• DATA FOR THIS TASK:
------------------------------------------------------------
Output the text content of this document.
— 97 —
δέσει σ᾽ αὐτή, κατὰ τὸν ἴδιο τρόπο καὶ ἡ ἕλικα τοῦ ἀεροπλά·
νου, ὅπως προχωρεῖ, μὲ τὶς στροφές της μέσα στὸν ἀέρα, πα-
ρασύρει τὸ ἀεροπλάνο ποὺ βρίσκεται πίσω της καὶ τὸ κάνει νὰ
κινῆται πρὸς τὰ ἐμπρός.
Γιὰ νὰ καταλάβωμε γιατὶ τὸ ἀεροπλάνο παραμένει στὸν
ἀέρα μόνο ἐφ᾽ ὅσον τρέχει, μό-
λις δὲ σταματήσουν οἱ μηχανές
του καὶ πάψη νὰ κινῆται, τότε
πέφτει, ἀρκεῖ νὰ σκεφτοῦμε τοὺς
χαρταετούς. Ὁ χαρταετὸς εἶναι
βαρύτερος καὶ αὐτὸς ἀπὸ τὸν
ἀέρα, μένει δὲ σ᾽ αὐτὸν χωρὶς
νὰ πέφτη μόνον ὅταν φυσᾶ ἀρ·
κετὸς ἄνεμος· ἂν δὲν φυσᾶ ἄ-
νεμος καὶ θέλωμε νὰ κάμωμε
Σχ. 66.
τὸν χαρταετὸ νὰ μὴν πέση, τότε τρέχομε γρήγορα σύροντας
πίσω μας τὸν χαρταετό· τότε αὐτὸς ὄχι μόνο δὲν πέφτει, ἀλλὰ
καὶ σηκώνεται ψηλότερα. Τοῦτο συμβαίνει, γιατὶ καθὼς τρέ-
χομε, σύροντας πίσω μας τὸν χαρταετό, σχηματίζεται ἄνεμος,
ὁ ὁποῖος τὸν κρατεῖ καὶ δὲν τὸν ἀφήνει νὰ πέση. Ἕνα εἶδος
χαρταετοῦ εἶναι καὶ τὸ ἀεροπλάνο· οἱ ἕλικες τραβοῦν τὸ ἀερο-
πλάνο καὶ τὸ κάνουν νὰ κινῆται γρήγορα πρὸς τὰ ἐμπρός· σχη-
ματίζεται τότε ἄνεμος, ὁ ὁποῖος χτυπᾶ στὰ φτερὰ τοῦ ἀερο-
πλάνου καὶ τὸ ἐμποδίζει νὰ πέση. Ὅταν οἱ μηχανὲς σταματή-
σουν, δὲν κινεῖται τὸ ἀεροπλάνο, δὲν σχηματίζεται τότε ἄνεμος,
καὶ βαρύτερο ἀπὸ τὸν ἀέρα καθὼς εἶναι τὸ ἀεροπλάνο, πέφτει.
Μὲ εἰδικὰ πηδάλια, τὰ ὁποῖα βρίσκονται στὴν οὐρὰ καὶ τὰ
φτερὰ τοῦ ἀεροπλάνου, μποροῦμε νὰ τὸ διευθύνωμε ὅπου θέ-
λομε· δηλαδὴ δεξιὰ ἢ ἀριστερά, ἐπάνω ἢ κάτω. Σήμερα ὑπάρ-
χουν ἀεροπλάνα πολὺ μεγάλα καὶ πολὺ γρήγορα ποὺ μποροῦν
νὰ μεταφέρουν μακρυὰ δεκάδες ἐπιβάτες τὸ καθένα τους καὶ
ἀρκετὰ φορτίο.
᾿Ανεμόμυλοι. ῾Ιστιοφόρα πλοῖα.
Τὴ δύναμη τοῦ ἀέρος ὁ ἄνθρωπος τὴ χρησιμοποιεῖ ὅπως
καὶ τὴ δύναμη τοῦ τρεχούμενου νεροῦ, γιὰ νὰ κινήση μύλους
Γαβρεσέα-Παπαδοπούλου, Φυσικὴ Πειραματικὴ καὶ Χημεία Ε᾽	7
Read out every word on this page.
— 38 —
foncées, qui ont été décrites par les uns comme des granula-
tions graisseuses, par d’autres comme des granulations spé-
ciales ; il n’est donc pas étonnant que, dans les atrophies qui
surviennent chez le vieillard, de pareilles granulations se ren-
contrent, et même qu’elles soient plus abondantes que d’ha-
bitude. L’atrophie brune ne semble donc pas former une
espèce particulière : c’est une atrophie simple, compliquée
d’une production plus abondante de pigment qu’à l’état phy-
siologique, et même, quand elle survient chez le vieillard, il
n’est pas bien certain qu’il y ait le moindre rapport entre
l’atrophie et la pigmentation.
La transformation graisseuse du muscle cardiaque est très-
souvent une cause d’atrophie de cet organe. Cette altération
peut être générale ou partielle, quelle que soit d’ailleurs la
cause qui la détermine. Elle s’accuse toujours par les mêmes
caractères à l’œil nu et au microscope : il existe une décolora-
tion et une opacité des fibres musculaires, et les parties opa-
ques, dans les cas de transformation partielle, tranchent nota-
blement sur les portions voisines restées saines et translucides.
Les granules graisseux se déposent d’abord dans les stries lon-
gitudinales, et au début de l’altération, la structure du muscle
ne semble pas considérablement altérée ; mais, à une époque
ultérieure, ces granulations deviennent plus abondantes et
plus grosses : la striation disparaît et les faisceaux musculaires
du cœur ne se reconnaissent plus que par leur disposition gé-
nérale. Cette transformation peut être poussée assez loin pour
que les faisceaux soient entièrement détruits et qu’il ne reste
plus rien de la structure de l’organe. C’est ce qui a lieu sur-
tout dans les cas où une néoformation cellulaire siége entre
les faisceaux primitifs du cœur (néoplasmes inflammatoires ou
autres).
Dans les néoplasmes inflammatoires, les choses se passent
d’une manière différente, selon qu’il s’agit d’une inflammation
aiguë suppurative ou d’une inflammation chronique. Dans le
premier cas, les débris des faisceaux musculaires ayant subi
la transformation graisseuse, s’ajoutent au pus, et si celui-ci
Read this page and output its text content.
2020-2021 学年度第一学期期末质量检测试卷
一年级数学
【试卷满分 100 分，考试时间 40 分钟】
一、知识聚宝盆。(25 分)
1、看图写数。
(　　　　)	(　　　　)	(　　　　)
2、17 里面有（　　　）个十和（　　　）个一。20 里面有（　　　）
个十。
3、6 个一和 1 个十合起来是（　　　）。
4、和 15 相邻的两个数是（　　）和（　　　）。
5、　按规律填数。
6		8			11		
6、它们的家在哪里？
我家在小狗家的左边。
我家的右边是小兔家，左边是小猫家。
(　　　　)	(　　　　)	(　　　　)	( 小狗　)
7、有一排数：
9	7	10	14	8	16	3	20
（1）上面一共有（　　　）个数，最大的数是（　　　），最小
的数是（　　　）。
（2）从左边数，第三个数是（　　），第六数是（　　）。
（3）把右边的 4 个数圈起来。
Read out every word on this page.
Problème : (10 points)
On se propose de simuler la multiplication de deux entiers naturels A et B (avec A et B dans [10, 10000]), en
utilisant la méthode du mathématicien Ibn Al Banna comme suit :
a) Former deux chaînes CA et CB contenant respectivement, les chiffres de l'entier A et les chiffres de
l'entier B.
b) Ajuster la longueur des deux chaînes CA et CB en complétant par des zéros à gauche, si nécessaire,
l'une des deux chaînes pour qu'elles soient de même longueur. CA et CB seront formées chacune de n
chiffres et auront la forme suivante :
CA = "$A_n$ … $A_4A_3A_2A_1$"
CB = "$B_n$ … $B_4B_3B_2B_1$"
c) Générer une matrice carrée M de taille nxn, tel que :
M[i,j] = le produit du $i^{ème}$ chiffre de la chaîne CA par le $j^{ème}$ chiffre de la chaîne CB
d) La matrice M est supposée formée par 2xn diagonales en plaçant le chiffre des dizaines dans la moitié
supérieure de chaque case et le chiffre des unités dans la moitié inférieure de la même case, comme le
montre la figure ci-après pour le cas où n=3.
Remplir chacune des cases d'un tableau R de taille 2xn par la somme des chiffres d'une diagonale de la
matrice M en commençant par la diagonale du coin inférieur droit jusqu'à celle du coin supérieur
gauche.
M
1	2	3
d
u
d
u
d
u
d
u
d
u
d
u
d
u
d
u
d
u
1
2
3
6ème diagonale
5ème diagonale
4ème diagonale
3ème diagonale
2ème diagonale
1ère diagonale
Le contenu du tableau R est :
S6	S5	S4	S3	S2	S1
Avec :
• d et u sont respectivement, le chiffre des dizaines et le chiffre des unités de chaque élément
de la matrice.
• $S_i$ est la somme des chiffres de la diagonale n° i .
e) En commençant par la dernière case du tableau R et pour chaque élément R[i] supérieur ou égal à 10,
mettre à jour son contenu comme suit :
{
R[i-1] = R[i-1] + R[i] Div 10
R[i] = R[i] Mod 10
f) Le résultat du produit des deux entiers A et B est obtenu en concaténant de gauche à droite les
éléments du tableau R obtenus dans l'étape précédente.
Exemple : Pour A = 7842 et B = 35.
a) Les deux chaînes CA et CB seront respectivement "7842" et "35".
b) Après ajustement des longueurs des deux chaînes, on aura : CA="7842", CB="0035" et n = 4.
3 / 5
------------------------------------------------------------
• PROBLEM TO SOLVE: Pick out each line containing "Cette" and report it.

• FINAL ANSWER:
souvent une cause d’atrophie de cet organe. Cette altération
nérale. Cette transformation peut être poussée assez loin pour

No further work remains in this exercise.